Pick every line out of the entries below that holds the string "penduduk", and report them.

→ INFORMATION PROVIDED
* * * *
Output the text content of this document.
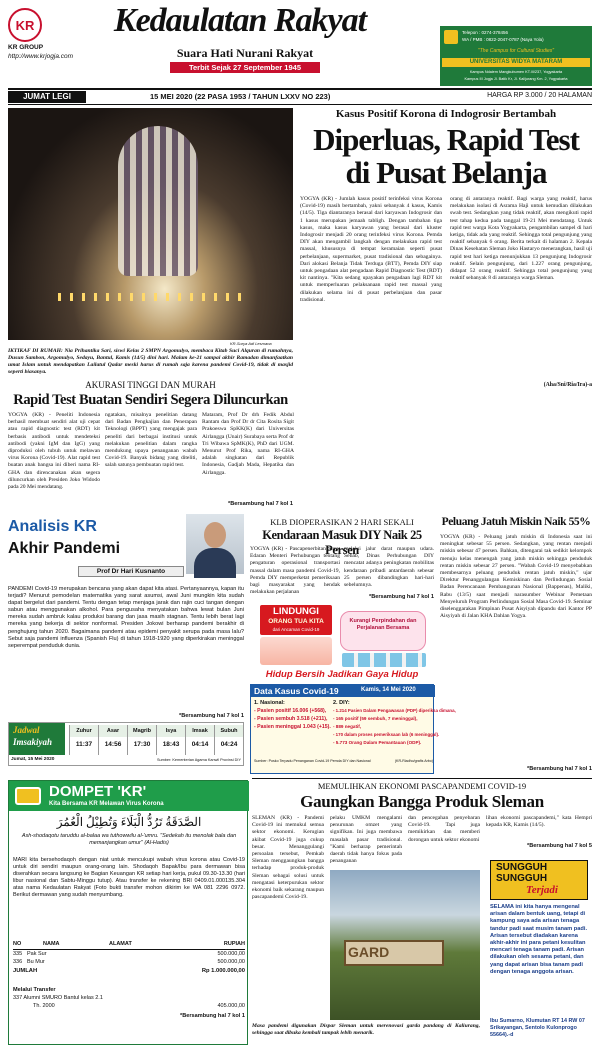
KR
KR GROUP
http://www.krjogja.com
Kedaulatan Rakyat
Suara Hati Nurani Rakyat
Terbit Sejak 27 September 1945
Telepon : 0274-378456
WA / PMB : 0822-2047-0787 (Naya Yola)
"The Campus for Cultural Studies"
UNIVERSITAS WIDYA MATARAM
Kampus Ndalem Mangkubumen KT.III/237, Yogyakarta
Kampus III Jogja Jl. Batik Kr, Jl. Kalijurang Km. 2, Yogyakarta
JUMAT LEGI	15 MEI 2020 (22 PASA 1953 / TAHUN LXXV NO 223)	HARGA RP 3.000 / 20 HALAMAN
KR-Surya Adi Lesmana
IKTIKAF DI RUMAH: Nia Prihantika Sari, siswi Kelas 2 SMPN Argomulyo, membaca Kitab Suci Alquran di rumahnya, Dusun Sambon, Argomulyo, Sedayu, Bantul, Kamis (14/5) dini hari. Malam ke-21 sampai akhir Ramadan dimanfaatkan umat Islam untuk mendapatkan Lailatul Qadar meski harus di rumah saja karena pandemi Covid-19, tidak di masjid seperti biasanya.
Kasus Positif Korona di Indogrosir Bertambah
Diperluas, Rapid Test
di Pusat Belanja
YOGYA (KR) - Jumlah kasus positif terinfeksi virus Korona (Covid-19) masih bertambah, yakni sebanyak 4 kasus, Kamis (14/5). Tiga diantaranya berasal dari karyawan Indogrosir dan 1 kasus merupakan jemaah tabligh. Dengan tambahan tiga kasus, maka kasus karyawan yang berasal dari kluster Indogrosir menjadi 20 orang terinfeksi virus Korona. Pemda DIY akan mengambil langkah dengan melakukan rapid test massal, khususnya di tempat keramaian seperti pusat perbelanjaan, supermarket, pusat tradisional dan sebagainya. Dari alokasi Belanja Tidak Terduga (BTT), Pemda DIY siap untuk pengadaan alat pengadaan Rapid Diagnostic Test (RDT) kit nantinya. "Kita sedang upayakan pengadaan lagi RDT kit untuk memperluaran pelaksanaan rapid test massal yang dilakukan selama ini di pusat perbelanjaan dan pasar tradisional.
orang di antaranya reaktif. Bagi warga yang reaktif, harus melakukan isolasi di Asrama Haji untuk kemudian dilakukan swab test. Sedangkan yang tidak reaktif, akan mengikuti rapid test tahap kedua pada tanggal 19-21 Mei mendatang. Untuk rapid test warga Kota Yogyakarta, pengambilan sampel di hari ketiga, tidak ada yang reaktif. Sehingga total pengunjung yang reaktif sebanyak 6 orang. Berita terkait di halaman 2. Kepala Dinas Kesehatan Sleman Joko Hastaryo menerangkan, hasil uji rapid test hari ketiga menunjukkan 13 pengunjung Indogrosir reaktif. Selain pengunjung, dari 1.227 orang pengunjung, didapat 52 orang reaktif. Sehingga total pengunjung yang reaktif sebanyak 8 di antaranya warga Sleman.
(Aha/Sni/Ria/Ira)-a
AKURASI TINGGI DAN MURAH
Rapid Test Buatan Sendiri Segera Diluncurkan
YOGYA (KR) - Peneliti Indonesia berhasil membuat sendiri alat uji cepat atau rapid diagnostic test (RDT) kit berbasis antibodi untuk mendeteksi antibodi (yakni IgM dan IgG) yang diproduksi oleh tubuh untuk melawan virus Korona (Covid-19). Alat rapid test buatan anak bangsa ini diberi nama RI-GHA dan direncanakan akan segera diluncurkan oleh Presiden Joko Widodo pada 20 Mei mendatang.
ngatakan, misalnya penelitian datang dari Badan Pengkajian dan Penerapan Teknologi (BPPT) yang mengajak para peneliti dari berbagai institusi untuk melakukan penelitian dalam rangka mendukung upaya penanganan wabah Covid-19. Banyak bidang yang diteliti, salah satunya pembuatan rapid test.
Mataram, Prof Dr drh Fedik Abdul Rantam dan Prof Dr dr Cita Rosita Sigit Prakoeswa SpKK(K) dari Universitas Airlangga (Unair) Surabaya serta Prof dr Tri Wibawa SpMK(K), PhD dari UGM. Menurut Prof Rika, nama RI-GHA adalah singkatan dari Republik Indonesia, Gadjah Mada, Hepatika dan Airlangga.
*Bersambung hal 7 kol 1
Analisis KR
Akhir Pandemi
Prof Dr Hari Kusnanto
PANDEMI Covid-19 merupakan bencana yang akan dapat kita atasi. Pertanyaannya, kapan itu terjadi? Menurut pemodelan matematika yang sarat asumsi, awal Juni mungkin kita sudah dapat bergelut dari pandemi. Tentu dengan tetap menjaga jarak dan rajin cuci tangan dengan sabun atau menggunakan alkohol. Para pengusaha menyatakan bahwa lewat bulan Juni mereka sudah ambruk kalau produksi barang dan jasa masih stagnan. Tentu lebih berat lagi mereka yang bekerja di sektor nonformal. Presiden Jokowi berharap pandemi berakhir di penghujung tahun 2020. Bagaimana pandemi atau epidemi penyakit serupa pada masa lalu? Sebut saja pandemi influenza (Spanish Flu) di tahun 1918-1920 yang diperkirakan meninggal seperempat penduduk dunia.
*Bersambung hal 7 kol 1
KLB DIOPERASIKAN 2 HARI SEKALI
Kendaraan Masuk DIY Naik 25 Persen
YOGYA (KR) - Pascapenerbitan Surat Edaran Menteri Perhubungan tentang pengaturan operasional transportasi massal dalam masa pandemi Covid-19, Pemda DIY memperketat pemeriksaan bagi masyarakat yang hendak melakukan perjalanan
melalui jalur darat maupun udara. Sebab, Dinas Perhubungan DIY mencatat adanya peningkatan mobilitas kendaraan pribadi antardaerah sebesar 25 persen dibandingkan hari-hari sebelumnya.
*Bersambung hal 7 kol 1
Peluang Jatuh Miskin Naik 55%
YOGYA (KR) - Peluang jatuh miskin di Indonesia saat ini meningkat sebesar 55 persen. Sedangkan, yang rentan menjadi miskin sebesar 47 persen. Bahkan, ditengarai tak sedikit kelompok menuju kelas menengah yang jatuh miskin sehingga penduduk rentan miskin sebesar 27 persen. "Wabah Covid-19 menyebabkan membesarnya peluang penduduk rentan jatuh miskin," ujar Direktur Penanggulangan Kemiskinan dan Perlindungan Sosial Badan Perencanaan Pembangunan Nasional (Bappenas), Maliki, Rabu (13/5) saat menjadi narasumber Webinar Pemetaan Menyeluruh Program Perlindungan Sosial Masa Covid-19. Seminar diselenggarakan Pimpinan Pusat Aisyiyah dipandu dari Kantor PP Aisyiyah di Jalan KHA Dahlan Yogya.
*Bersambung hal 7 kol 1
LINDUNGI
ORANG TUA KITA
dari Ancaman Covid-19
Kurangi Perpindahan dan Perjalanan Bersama
Hidup Bersih Jadikan Gaya Hidup
Data Kasus Covid-19	Kamis, 14 Mei 2020
1. Nasional:
- Pasien positif 16.006 (+568),
- Pasien sembuh 3.518 (+211),
- Pasien meninggal 1.043 (+15).
2. DIY:
- 1.214 Pasien Dalam Pengawasan (PDP) diperiksa dimana,
- 165 positif (59 sembuh, 7 meninggal),
- 889 negatif,
- 170 dalam proses pemeriksaan lab (6 meninggal).
- 5.773 Orang Dalam Pemantauan (ODP).
Sumber: Posko Terpadu Penanganan Covid-19 Pemda DIY dan Nasional	(KR-Riadho/grafis Arbo)
Jadwal
Imsakiyah
Jumat, 15 Mei 2020	Sumber: Kementerian Agama Kanwil Provinsi DIY
Zuhur
11:37
Asar
14:56
Magrib
17:30
Isya
18:43
Imsak
04:14
Subuh
04:24
DOMPET 'KR'
Kita Bersama KR Melawan Virus Korona
الصَّدَقَةُ تَرُدُّ الْبَلَاءَ وَتُطِيْلُ الْعُمُرَ
Ash-shodaqotu taruddu al-balaa wa tuthowwilu al-'umru. "Sedekah itu menolak bala dan memanjangkan umur" (Al-Hadis)
MARI kita bersehodaqoh dengan niat untuk mencukupi wabah virus korona atau Covid-19 untuk diri sendiri maupun orang-orang lain. Shodaqoh Bapak/Ibu para dermawan bisa diserahkan secara langsung ke Bagian Keuangan KR setiap hari kerja, pukul 09.30-13.30 (hari libur nasional dan Sabtu-Minggu tutup). Atau transfer ke rekening BRI 0409.01.000135.304 atas nama Kedaulatan Rakyat (Foto bukti transfer mohon dikirim ke WA 081 2296 0972. Berikut dermawan yang sudah menyumbang.
NO	NAMA	ALAMAT	RUPIAH
335 Pak Sur	500.000,00
336 Bu Mur	500.000,00
JUMLAH	Rp 1.000.000,00
Melalui Transfer
337 Alumni SMURO Bantul kelas 2.1
Th. 2000	405.000,00
*Bersambung hal 7 kol 1
MEMULIHKAN EKONOMI PASCAPANDEMI COVID-19
Gaungkan Bangga Produk Sleman
SLEMAN (KR) - Pandemi Covid-19 ini memukul semua sektor ekonomi. Kerugian akibat Covid-19 juga cukup besar. Menanggulangi persoalan tersebut, Pemkab Sleman menggaungkan bangga terhadap produk-produk Sleman sebagai solusi untuk mengatasi keterpurukan sektor ekonomi baik sekarang maupun pascapandemi Covid-19.
pelaku UMKM mengalami penurunan omzet yang signifikan. Ini juga membawa masalah pasar tradisional. "Kami berharap pemerintah daerah tidak hanya fokus pada penanganan
dan pencegahan penyebaran Covid-19. Tapi juga memikirkan dan memberi dorongan untuk sektor ekonomi
lihan ekonomi pascapandemi," kata Hempri kepada KR, Kamis (14/5).
*Bersambung hal 7 kol 5
GARD
Masa pandemi digunakan Dispar Sleman untuk merenovasi garda pandang di Kaliurang, sehingga saat dibuka kembali tampak lebih menarik.
SUNGGUH
SUNGGUH
Terjadi
SELAMA ini kita hanya mengenal arisan dalam bentuk uang, tetapi di kampung saya ada arisan tenaga tandur padi saat musim tanam padi. Arisan tersebut diadakan karena akhir-akhir ini para petani kesulitan mencari tenaga tanam padi. Arisan dilakukan oleh sesama petani, dan yang dapat arisan bisa tanam padi dengan tenaga anggota arisan.
Ibu Sumarno, Klumutan RT 14 RW 07 Srikayangan, Sentolo Kulonprogo 55664).-d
* * * *
→ EXERCISE OUTPUT
PANDEMI Covid-19 merupakan bencana yang akan dapat kita atasi. Pertanyaannya, kapan itu terjadi? Menurut pemodelan matematika yang sarat asumsi, awal Juni mungkin kita sudah dapat bergelut dari pandemi. Tentu dengan tetap menjaga jarak dan rajin cuci tangan dengan sabun atau menggunakan alkohol. Para pengusaha menyatakan bahwa lewat bulan Juni mereka sudah ambruk kalau produksi barang dan jasa masih stagnan. Tentu lebih berat lagi mereka yang bekerja di sektor nonformal. Presiden Jokowi berharap pandemi berakhir di penghujung tahun 2020. Bagaimana pandemi atau epidemi penyakit serupa pada masa lalu? Sebut saja pandemi influenza (Spanish Flu) di tahun 1918-1920 yang diperkirakan meninggal seperempat penduduk dunia.
YOGYA (KR) - Peluang jatuh miskin di Indonesia saat ini meningkat sebesar 55 persen. Sedangkan, yang rentan menjadi miskin sebesar 47 persen. Bahkan, ditengarai tak sedikit kelompok menuju kelas menengah yang jatuh miskin sehingga penduduk rentan miskin sebesar 27 persen. "Wabah Covid-19 menyebabkan membesarnya peluang penduduk rentan jatuh miskin," ujar Direktur Penanggulangan Kemiskinan dan Perlindungan Sosial Badan Perencanaan Pembangunan Nasional (Bappenas), Maliki, Rabu (13/5) saat menjadi narasumber Webinar Pemetaan Menyeluruh Program Perlindungan Sosial Masa Covid-19. Seminar diselenggarakan Pimpinan Pusat Aisyiyah dipandu dari Kantor PP Aisyiyah di Jalan KHA Dahlan Yogya.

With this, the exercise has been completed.